── Stored data

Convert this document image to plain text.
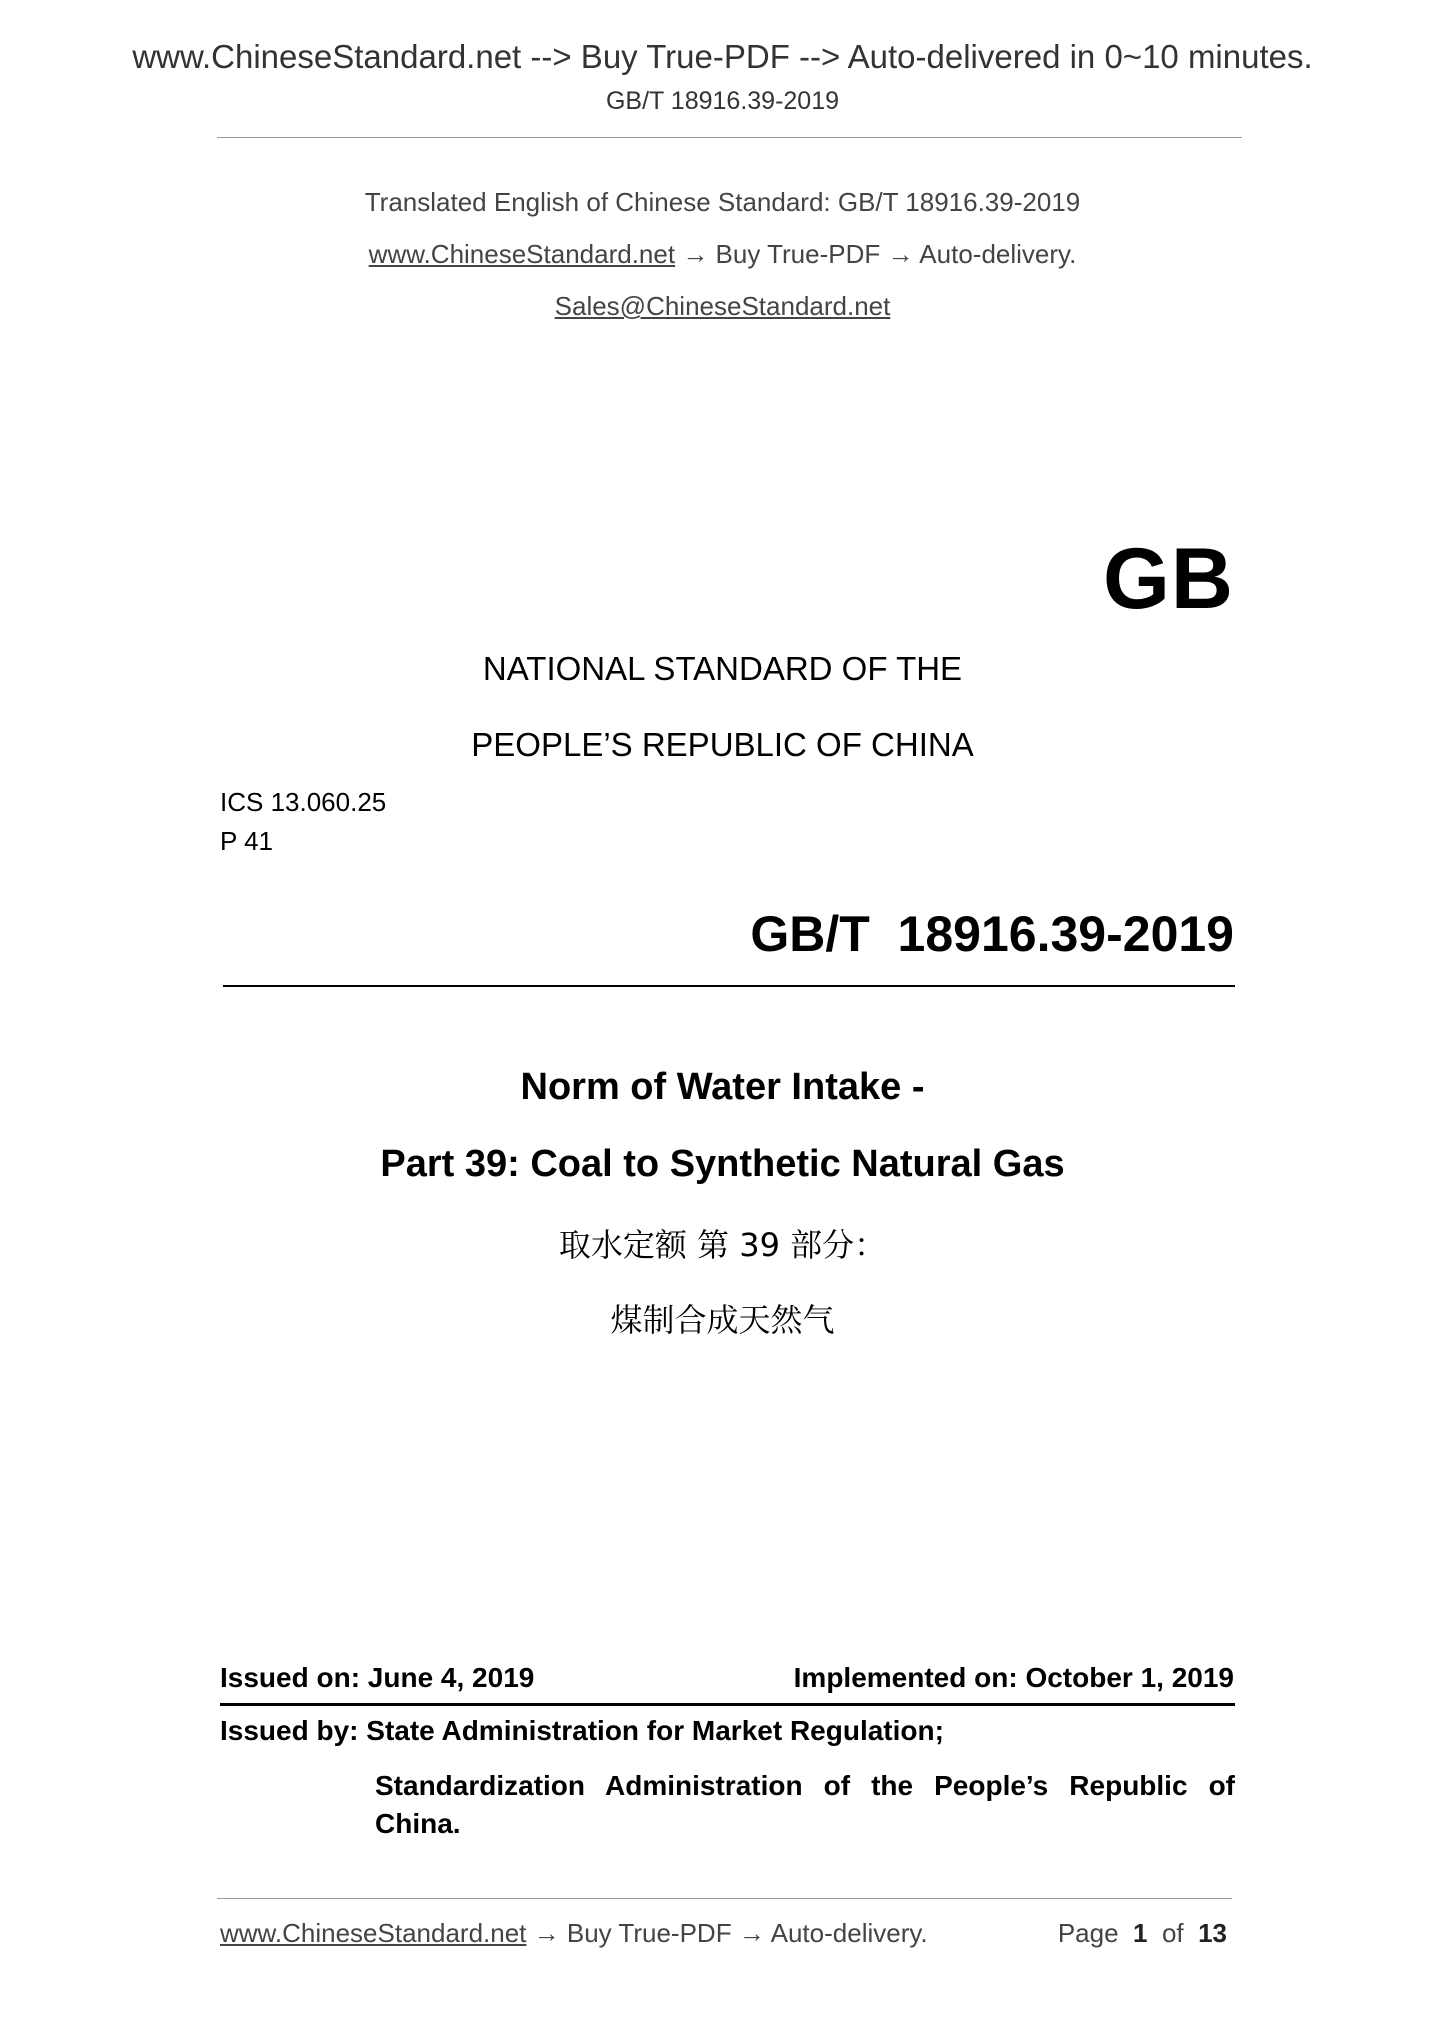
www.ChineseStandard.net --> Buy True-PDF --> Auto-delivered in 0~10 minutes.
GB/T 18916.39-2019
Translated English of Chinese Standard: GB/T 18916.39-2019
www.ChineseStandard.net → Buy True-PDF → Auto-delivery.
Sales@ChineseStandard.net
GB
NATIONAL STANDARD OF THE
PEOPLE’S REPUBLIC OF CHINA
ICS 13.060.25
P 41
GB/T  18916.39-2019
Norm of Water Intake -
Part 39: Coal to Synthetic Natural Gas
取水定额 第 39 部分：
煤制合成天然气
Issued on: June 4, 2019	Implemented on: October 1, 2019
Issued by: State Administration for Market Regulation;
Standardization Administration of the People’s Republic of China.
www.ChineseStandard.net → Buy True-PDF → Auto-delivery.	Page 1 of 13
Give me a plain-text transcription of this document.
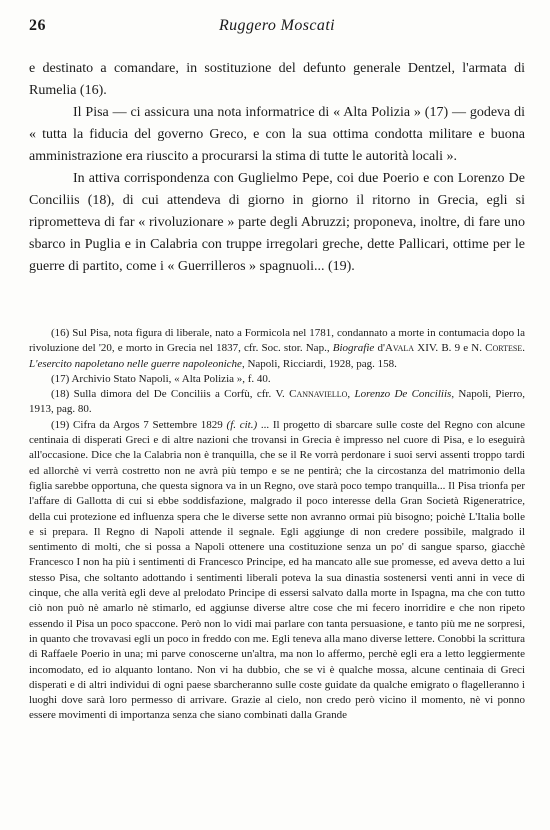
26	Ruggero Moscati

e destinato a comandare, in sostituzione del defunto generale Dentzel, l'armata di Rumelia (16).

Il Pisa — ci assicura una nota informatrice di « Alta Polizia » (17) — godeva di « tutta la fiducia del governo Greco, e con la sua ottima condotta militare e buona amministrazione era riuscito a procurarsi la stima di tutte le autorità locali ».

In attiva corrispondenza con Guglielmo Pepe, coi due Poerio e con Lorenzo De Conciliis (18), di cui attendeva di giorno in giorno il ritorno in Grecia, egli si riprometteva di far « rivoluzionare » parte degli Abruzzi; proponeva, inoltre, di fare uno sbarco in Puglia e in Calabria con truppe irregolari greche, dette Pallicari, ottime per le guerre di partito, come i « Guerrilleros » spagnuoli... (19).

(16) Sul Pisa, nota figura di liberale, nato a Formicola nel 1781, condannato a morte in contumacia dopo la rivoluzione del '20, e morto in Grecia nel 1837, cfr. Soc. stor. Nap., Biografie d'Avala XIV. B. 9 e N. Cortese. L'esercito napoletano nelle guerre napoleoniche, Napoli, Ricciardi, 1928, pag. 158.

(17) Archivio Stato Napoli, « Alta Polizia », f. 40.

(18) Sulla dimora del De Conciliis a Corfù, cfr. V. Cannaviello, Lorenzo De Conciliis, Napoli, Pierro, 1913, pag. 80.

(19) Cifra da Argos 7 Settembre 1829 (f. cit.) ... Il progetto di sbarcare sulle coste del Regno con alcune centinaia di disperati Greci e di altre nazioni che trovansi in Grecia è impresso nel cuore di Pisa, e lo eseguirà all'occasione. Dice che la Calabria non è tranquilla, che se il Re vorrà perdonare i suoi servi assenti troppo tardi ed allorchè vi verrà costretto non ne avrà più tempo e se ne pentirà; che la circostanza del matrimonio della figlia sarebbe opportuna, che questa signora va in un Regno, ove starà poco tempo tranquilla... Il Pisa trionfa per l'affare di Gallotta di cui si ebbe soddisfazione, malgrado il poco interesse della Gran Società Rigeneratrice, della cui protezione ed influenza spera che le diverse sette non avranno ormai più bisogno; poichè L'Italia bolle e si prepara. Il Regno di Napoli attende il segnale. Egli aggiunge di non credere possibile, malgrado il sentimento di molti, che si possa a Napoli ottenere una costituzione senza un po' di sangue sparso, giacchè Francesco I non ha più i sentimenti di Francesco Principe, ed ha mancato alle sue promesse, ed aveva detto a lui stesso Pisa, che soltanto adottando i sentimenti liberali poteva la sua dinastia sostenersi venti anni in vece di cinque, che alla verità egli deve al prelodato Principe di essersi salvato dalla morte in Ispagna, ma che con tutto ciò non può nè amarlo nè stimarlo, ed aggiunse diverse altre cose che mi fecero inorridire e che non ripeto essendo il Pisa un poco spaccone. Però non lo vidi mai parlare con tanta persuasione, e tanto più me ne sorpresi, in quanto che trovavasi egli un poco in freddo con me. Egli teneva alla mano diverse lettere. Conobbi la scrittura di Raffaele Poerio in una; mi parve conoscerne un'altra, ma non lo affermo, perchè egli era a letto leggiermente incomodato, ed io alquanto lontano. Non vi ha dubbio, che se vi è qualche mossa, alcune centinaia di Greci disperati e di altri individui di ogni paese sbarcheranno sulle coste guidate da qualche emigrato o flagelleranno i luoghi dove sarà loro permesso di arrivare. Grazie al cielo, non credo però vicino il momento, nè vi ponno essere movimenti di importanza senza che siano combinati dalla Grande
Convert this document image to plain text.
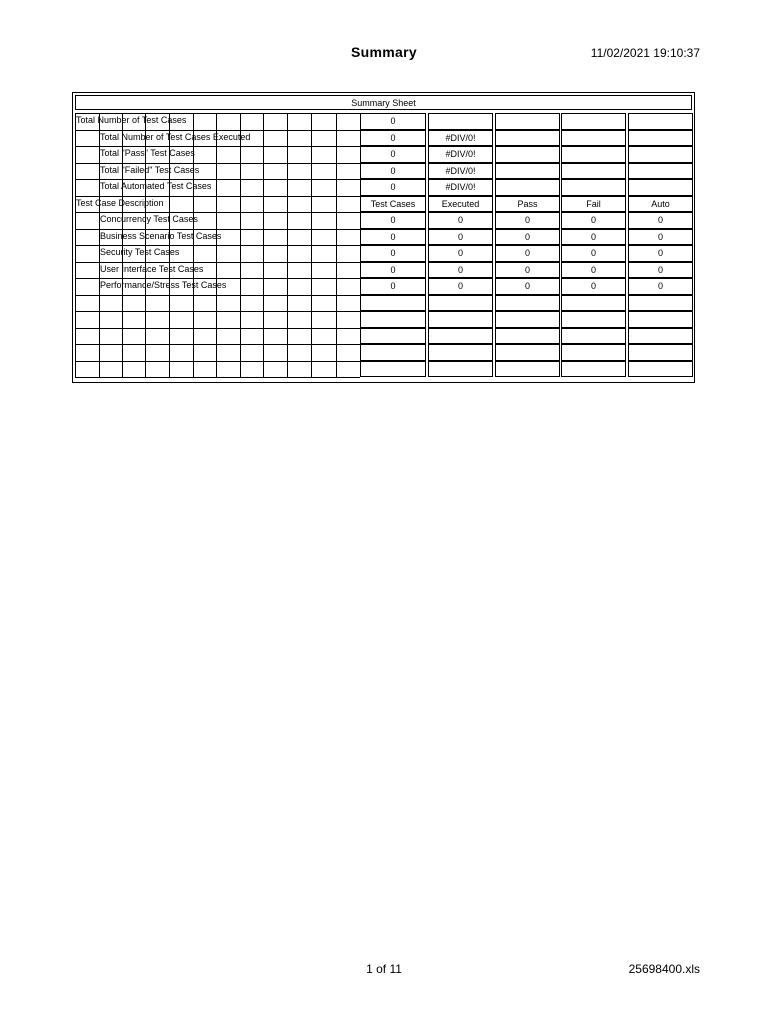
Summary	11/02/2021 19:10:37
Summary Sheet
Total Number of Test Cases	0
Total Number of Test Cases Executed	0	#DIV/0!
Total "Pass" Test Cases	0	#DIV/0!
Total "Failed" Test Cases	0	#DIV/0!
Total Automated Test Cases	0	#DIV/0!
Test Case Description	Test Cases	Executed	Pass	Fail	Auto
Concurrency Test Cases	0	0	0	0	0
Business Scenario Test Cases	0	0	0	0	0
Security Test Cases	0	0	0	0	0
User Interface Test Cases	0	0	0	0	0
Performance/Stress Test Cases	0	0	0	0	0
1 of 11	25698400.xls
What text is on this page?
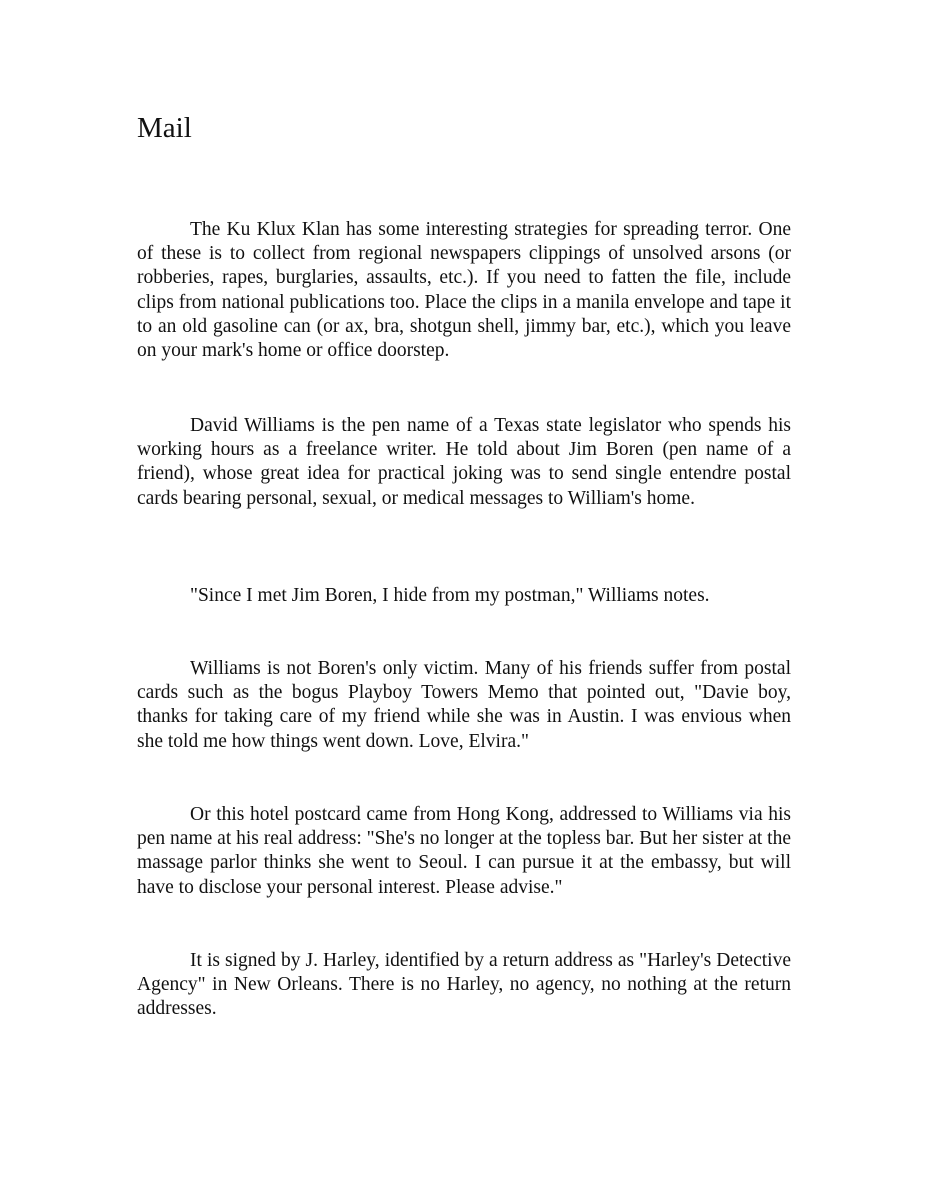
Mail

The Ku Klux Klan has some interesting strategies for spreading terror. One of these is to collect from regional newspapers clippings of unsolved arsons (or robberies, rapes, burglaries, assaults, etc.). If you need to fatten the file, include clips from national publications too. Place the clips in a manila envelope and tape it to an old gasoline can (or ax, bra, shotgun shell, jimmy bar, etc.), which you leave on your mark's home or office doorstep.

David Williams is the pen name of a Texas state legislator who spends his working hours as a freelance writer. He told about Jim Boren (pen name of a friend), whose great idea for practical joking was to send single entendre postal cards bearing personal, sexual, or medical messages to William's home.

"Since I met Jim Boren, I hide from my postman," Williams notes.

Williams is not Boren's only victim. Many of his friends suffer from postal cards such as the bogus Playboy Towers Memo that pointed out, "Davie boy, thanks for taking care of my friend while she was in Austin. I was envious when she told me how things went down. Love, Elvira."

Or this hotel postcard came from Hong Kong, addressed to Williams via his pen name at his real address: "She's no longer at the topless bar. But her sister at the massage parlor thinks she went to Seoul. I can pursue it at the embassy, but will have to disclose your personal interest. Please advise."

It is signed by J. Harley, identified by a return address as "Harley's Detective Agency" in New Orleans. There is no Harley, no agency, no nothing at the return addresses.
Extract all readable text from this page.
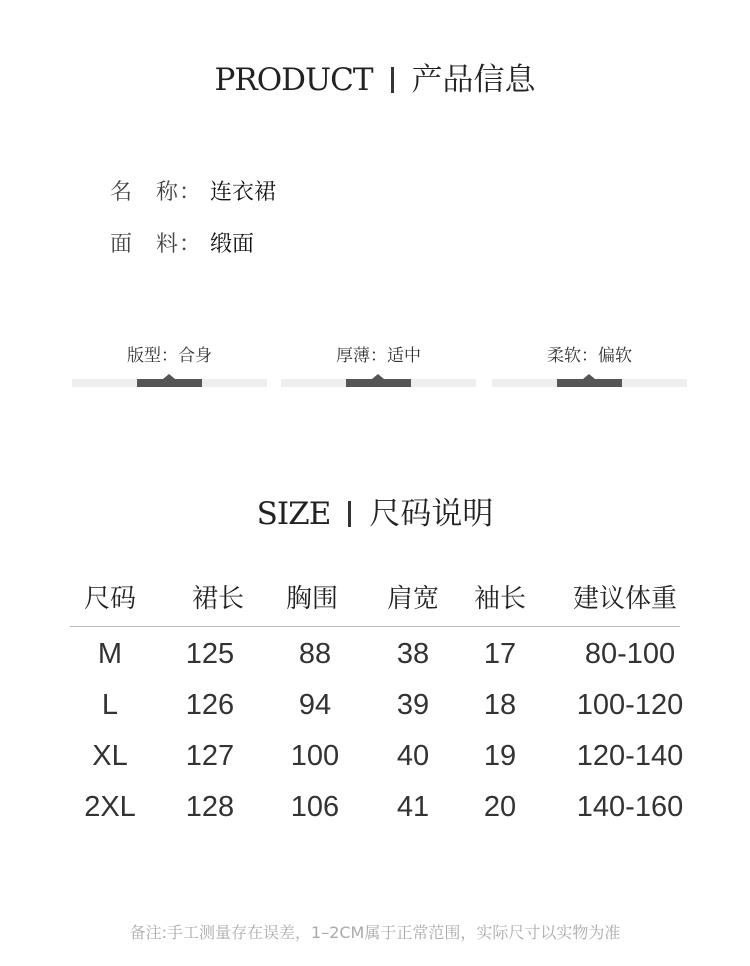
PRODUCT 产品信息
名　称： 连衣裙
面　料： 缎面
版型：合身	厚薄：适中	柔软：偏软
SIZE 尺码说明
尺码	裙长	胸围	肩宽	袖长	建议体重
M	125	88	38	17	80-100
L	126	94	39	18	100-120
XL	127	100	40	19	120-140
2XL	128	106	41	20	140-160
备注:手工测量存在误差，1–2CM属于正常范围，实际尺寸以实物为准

────

§ **Written request**: Omit the pictures, then output the rest of the listing exactly.

§ **Completed exercise**:
Convert this document image to plain text.
www.ChineseStandard.net --> Buy True-PDF --> Auto-delivered in 0~10 minutes.
GB/T 18916.39-2019
Translated English of Chinese Standard: GB/T 18916.39-2019
www.ChineseStandard.net → Buy True-PDF → Auto-delivery.
Sales@ChineseStandard.net
GB
NATIONAL STANDARD OF THE
PEOPLE’S REPUBLIC OF CHINA
ICS 13.060.25
P 41
GB/T  18916.39-2019
Norm of Water Intake -
Part 39: Coal to Synthetic Natural Gas
取水定额 第 39 部分：
煤制合成天然气
Issued on: June 4, 2019	Implemented on: October 1, 2019
Issued by: State Administration for Market Regulation;
Standardization Administration of the People’s Republic of China.
www.ChineseStandard.net → Buy True-PDF → Auto-delivery.	Page 1 of 13
Give me a plain-text transcription of this document.
26	Ruggero Moscati

e destinato a comandare, in sostituzione del defunto generale Dentzel, l'armata di Rumelia (16).

Il Pisa — ci assicura una nota informatrice di « Alta Polizia » (17) — godeva di « tutta la fiducia del governo Greco, e con la sua ottima condotta militare e buona amministrazione era riuscito a procurarsi la stima di tutte le autorità locali ».

In attiva corrispondenza con Guglielmo Pepe, coi due Poerio e con Lorenzo De Conciliis (18), di cui attendeva di giorno in giorno il ritorno in Grecia, egli si riprometteva di far « rivoluzionare » parte degli Abruzzi; proponeva, inoltre, di fare uno sbarco in Puglia e in Calabria con truppe irregolari greche, dette Pallicari, ottime per le guerre di partito, come i « Guerrilleros » spagnuoli... (19).

(16) Sul Pisa, nota figura di liberale, nato a Formicola nel 1781, condannato a morte in contumacia dopo la rivoluzione del '20, e morto in Grecia nel 1837, cfr. Soc. stor. Nap., Biografie d'Avala XIV. B. 9 e N. Cortese. L'esercito napoletano nelle guerre napoleoniche, Napoli, Ricciardi, 1928, pag. 158.

(17) Archivio Stato Napoli, « Alta Polizia », f. 40.

(18) Sulla dimora del De Conciliis a Corfù, cfr. V. Cannaviello, Lorenzo De Conciliis, Napoli, Pierro, 1913, pag. 80.

(19) Cifra da Argos 7 Settembre 1829 (f. cit.) ... Il progetto di sbarcare sulle coste del Regno con alcune centinaia di disperati Greci e di altre nazioni che trovansi in Grecia è impresso nel cuore di Pisa, e lo eseguirà all'occasione. Dice che la Calabria non è tranquilla, che se il Re vorrà perdonare i suoi servi assenti troppo tardi ed allorchè vi verrà costretto non ne avrà più tempo e se ne pentirà; che la circostanza del matrimonio della figlia sarebbe opportuna, che questa signora va in un Regno, ove starà poco tempo tranquilla... Il Pisa trionfa per l'affare di Gallotta di cui si ebbe soddisfazione, malgrado il poco interesse della Gran Società Rigeneratrice, della cui protezione ed influenza spera che le diverse sette non avranno ormai più bisogno; poichè L'Italia bolle e si prepara. Il Regno di Napoli attende il segnale. Egli aggiunge di non credere possibile, malgrado il sentimento di molti, che si possa a Napoli ottenere una costituzione senza un po' di sangue sparso, giacchè Francesco I non ha più i sentimenti di Francesco Principe, ed ha mancato alle sue promesse, ed aveva detto a lui stesso Pisa, che soltanto adottando i sentimenti liberali poteva la sua dinastia sostenersi venti anni in vece di cinque, che alla verità egli deve al prelodato Principe di essersi salvato dalla morte in Ispagna, ma che con tutto ciò non può nè amarlo nè stimarlo, ed aggiunse diverse altre cose che mi fecero inorridire e che non ripeto essendo il Pisa un poco spaccone. Però non lo vidi mai parlare con tanta persuasione, e tanto più me ne sorpresi, in quanto che trovavasi egli un poco in freddo con me. Egli teneva alla mano diverse lettere. Conobbi la scrittura di Raffaele Poerio in una; mi parve conoscerne un'altra, ma non lo affermo, perchè egli era a letto leggiermente incomodato, ed io alquanto lontano. Non vi ha dubbio, che se vi è qualche mossa, alcune centinaia di Greci disperati e di altri individui di ogni paese sbarcheranno sulle coste guidate da qualche emigrato o flagelleranno i luoghi dove sarà loro permesso di arrivare. Grazie al cielo, non credo però vicino il momento, nè vi ponno essere movimenti di importanza senza che siano combinati dalla Grande
Convert this document image to plain text.
Summary	11/02/2021 19:10:37
Summary Sheet
Total Number of Test Cases	0
Total Number of Test Cases Executed	0	#DIV/0!
Total "Pass" Test Cases	0	#DIV/0!
Total "Failed" Test Cases	0	#DIV/0!
Total Automated Test Cases	0	#DIV/0!
Test Case Description	Test Cases	Executed	Pass	Fail	Auto
Concurrency Test Cases	0	0	0	0	0
Business Scenario Test Cases	0	0	0	0	0
Security Test Cases	0	0	0	0	0
User Interface Test Cases	0	0	0	0	0
Performance/Stress Test Cases	0	0	0	0	0
1 of 11	25698400.xls
What text is on this page?
Mail

The Ku Klux Klan has some interesting strategies for spreading terror. One of these is to collect from regional newspapers clippings of unsolved arsons (or robberies, rapes, burglaries, assaults, etc.). If you need to fatten the file, include clips from national publications too. Place the clips in a manila envelope and tape it to an old gasoline can (or ax, bra, shotgun shell, jimmy bar, etc.), which you leave on your mark's home or office doorstep.

David Williams is the pen name of a Texas state legislator who spends his working hours as a freelance writer. He told about Jim Boren (pen name of a friend), whose great idea for practical joking was to send single entendre postal cards bearing personal, sexual, or medical messages to William's home.

"Since I met Jim Boren, I hide from my postman," Williams notes.

Williams is not Boren's only victim. Many of his friends suffer from postal cards such as the bogus Playboy Towers Memo that pointed out, "Davie boy, thanks for taking care of my friend while she was in Austin. I was envious when she told me how things went down. Love, Elvira."

Or this hotel postcard came from Hong Kong, addressed to Williams via his pen name at his real address: "She's no longer at the topless bar. But her sister at the massage parlor thinks she went to Seoul. I can pursue it at the embassy, but will have to disclose your personal interest. Please advise."

It is signed by J. Harley, identified by a return address as "Harley's Detective Agency" in New Orleans. There is no Harley, no agency, no nothing at the return addresses.
Extract all readable text from this page.
PRODUCT 产品信息
名　称： 连衣裙
面　料： 缎面
版型：合身	厚薄：适中	柔软：偏软
SIZE 尺码说明
尺码	裙长	胸围	肩宽	袖长	建议体重
M	125	88	38	17	80-100
L	126	94	39	18	100-120
XL	127	100	40	19	120-140
2XL	128	106	41	20	140-160
备注:手工测量存在误差，1–2CM属于正常范围，实际尺寸以实物为准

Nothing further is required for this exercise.